**Records for the exercise**
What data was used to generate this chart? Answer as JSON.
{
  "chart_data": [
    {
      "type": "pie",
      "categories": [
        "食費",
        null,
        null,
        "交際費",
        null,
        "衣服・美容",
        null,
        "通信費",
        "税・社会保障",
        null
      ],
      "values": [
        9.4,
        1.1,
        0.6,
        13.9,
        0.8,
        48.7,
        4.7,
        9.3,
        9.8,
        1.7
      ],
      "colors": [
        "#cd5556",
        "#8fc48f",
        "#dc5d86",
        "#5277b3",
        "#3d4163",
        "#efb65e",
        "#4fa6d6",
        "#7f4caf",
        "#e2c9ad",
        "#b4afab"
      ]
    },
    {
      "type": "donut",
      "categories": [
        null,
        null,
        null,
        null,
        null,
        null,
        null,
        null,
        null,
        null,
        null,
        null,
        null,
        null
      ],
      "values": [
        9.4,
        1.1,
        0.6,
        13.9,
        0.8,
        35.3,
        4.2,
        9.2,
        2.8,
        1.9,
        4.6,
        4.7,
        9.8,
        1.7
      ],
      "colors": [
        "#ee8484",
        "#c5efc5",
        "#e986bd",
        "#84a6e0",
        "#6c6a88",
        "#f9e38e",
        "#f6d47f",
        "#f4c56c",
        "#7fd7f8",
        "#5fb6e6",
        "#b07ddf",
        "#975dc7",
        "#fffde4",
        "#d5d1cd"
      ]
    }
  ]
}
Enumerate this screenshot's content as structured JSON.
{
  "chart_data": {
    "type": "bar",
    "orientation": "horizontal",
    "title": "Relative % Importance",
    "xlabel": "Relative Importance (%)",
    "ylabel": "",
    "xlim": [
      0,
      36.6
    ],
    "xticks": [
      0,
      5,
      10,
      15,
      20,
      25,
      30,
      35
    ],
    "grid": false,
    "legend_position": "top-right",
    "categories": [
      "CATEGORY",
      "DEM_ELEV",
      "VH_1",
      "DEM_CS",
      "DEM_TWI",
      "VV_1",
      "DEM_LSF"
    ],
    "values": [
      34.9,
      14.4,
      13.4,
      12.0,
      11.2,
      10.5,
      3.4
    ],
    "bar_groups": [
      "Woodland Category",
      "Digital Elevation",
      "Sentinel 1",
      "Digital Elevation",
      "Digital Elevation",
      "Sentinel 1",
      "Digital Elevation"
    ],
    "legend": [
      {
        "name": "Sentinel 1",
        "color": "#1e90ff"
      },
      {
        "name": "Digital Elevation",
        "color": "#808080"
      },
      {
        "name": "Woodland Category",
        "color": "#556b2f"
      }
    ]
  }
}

**What this task involves**
Gather, from the listing above, every line carrying the word "name".

**Output below**
        "name": "Sentinel 1",
        "name": "Digital Elevation",
        "name": "Woodland Category",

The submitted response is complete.